--- Stated task ---
In the entries below, find every line holding the string "title" and collect it.
··· Data for this task
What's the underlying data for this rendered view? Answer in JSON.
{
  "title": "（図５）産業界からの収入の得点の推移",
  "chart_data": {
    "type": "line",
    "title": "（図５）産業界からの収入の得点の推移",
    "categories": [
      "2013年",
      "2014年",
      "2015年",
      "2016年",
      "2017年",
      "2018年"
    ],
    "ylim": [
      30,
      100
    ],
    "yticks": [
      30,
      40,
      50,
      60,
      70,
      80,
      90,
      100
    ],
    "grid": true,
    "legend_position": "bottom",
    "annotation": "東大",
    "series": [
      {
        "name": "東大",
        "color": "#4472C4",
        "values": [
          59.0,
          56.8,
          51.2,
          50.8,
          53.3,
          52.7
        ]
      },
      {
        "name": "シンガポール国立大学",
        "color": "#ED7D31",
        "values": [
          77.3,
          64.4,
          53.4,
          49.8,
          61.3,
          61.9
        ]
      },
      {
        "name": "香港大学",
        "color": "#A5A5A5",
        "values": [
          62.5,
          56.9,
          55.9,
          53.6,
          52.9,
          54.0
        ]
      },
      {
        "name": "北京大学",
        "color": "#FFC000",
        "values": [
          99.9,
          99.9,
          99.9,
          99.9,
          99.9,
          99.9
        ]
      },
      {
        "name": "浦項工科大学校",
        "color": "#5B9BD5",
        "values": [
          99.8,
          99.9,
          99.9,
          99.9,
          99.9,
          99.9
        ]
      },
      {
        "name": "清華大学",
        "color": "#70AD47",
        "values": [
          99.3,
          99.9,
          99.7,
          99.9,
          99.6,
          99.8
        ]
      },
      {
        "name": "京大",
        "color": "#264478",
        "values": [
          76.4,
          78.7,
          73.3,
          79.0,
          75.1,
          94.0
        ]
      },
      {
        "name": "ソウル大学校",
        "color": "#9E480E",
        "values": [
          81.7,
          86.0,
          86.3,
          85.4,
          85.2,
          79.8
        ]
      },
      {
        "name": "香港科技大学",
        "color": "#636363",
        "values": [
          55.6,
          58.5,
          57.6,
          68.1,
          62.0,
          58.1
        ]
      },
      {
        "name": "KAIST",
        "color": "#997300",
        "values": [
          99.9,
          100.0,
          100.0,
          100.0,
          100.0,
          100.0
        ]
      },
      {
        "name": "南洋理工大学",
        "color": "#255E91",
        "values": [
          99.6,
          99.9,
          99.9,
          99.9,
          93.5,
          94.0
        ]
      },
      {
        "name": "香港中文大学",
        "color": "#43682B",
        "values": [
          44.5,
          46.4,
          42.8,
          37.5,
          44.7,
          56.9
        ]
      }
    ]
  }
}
······
--- Correct answer ---
  "title": "（図５）産業界からの収入の得点の推移",
    "title": "（図５）産業界からの収入の得点の推移",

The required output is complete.